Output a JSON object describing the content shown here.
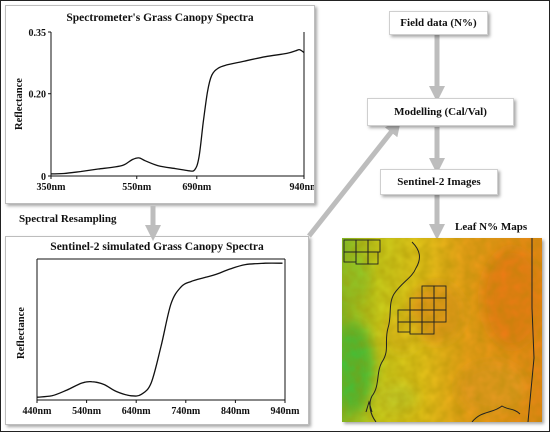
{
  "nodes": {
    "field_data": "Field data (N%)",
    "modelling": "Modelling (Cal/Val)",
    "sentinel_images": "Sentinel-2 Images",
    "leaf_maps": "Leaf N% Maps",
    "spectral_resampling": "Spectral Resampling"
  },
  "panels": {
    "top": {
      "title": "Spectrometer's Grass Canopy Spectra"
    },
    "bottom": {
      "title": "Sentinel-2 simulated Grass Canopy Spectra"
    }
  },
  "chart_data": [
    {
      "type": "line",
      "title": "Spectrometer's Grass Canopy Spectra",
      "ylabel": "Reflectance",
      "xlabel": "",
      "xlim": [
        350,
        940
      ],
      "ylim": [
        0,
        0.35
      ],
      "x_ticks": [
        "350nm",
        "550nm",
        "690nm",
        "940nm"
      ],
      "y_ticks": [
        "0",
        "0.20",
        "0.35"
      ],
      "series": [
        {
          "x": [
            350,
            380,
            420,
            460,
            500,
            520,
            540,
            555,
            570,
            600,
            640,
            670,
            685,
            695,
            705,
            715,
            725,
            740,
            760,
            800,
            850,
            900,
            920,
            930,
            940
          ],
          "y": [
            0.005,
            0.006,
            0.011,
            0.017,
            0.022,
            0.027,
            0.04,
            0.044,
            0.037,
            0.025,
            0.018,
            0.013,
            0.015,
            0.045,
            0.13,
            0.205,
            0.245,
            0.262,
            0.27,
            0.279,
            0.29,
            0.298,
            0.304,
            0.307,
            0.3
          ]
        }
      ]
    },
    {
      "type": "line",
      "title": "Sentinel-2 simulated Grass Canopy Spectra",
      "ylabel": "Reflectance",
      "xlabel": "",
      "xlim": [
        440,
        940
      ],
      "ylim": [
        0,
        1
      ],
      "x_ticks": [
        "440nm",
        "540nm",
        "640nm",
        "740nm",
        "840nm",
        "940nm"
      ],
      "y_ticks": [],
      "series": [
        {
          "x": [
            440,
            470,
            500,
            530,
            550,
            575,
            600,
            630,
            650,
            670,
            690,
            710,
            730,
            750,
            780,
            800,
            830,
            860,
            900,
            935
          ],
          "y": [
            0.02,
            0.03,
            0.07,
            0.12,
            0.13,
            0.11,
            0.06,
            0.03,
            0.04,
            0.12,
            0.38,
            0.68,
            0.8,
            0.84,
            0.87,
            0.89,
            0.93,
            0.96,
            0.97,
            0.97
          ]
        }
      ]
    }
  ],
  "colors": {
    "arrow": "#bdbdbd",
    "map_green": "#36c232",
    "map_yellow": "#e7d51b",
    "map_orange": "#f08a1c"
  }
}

--------------------------------

**DESCRIPTION OF THE TASK**:
Return the listing above in full and without alteration, excluding its pictures.

**RESULT FOR THIS TASK**:
Output a JSON object describing the content shown here.
{
  "nodes": {
    "field_data": "Field data (N%)",
    "modelling": "Modelling (Cal/Val)",
    "sentinel_images": "Sentinel-2 Images",
    "leaf_maps": "Leaf N% Maps",
    "spectral_resampling": "Spectral Resampling"
  },
  "panels": {
    "top": {
      "title": "Spectrometer's Grass Canopy Spectra"
    },
    "bottom": {
      "title": "Sentinel-2 simulated Grass Canopy Spectra"
    }
  },
  "chart_data": [
    {
      "type": "line",
      "title": "Spectrometer's Grass Canopy Spectra",
      "ylabel": "Reflectance",
      "xlabel": "",
      "xlim": [
        350,
        940
      ],
      "ylim": [
        0,
        0.35
      ],
      "x_ticks": [
        "350nm",
        "550nm",
        "690nm",
        "940nm"
      ],
      "y_ticks": [
        "0",
        "0.20",
        "0.35"
      ],
      "series": [
        {
          "x": [
            350,
            380,
            420,
            460,
            500,
            520,
            540,
            555,
            570,
            600,
            640,
            670,
            685,
            695,
            705,
            715,
            725,
            740,
            760,
            800,
            850,
            900,
            920,
            930,
            940
          ],
          "y": [
            0.005,
            0.006,
            0.011,
            0.017,
            0.022,
            0.027,
            0.04,
            0.044,
            0.037,
            0.025,
            0.018,
            0.013,
            0.015,
            0.045,
            0.13,
            0.205,
            0.245,
            0.262,
            0.27,
            0.279,
            0.29,
            0.298,
            0.304,
            0.307,
            0.3
          ]
        }
      ]
    },
    {
      "type": "line",
      "title": "Sentinel-2 simulated Grass Canopy Spectra",
      "ylabel": "Reflectance",
      "xlabel": "",
      "xlim": [
        440,
        940
      ],
      "ylim": [
        0,
        1
      ],
      "x_ticks": [
        "440nm",
        "540nm",
        "640nm",
        "740nm",
        "840nm",
        "940nm"
      ],
      "y_ticks": [],
      "series": [
        {
          "x": [
            440,
            470,
            500,
            530,
            550,
            575,
            600,
            630,
            650,
            670,
            690,
            710,
            730,
            750,
            780,
            800,
            830,
            860,
            900,
            935
          ],
          "y": [
            0.02,
            0.03,
            0.07,
            0.12,
            0.13,
            0.11,
            0.06,
            0.03,
            0.04,
            0.12,
            0.38,
            0.68,
            0.8,
            0.84,
            0.87,
            0.89,
            0.93,
            0.96,
            0.97,
            0.97
          ]
        }
      ]
    }
  ],
  "colors": {
    "arrow": "#bdbdbd",
    "map_green": "#36c232",
    "map_yellow": "#e7d51b",
    "map_orange": "#f08a1c"
  }
}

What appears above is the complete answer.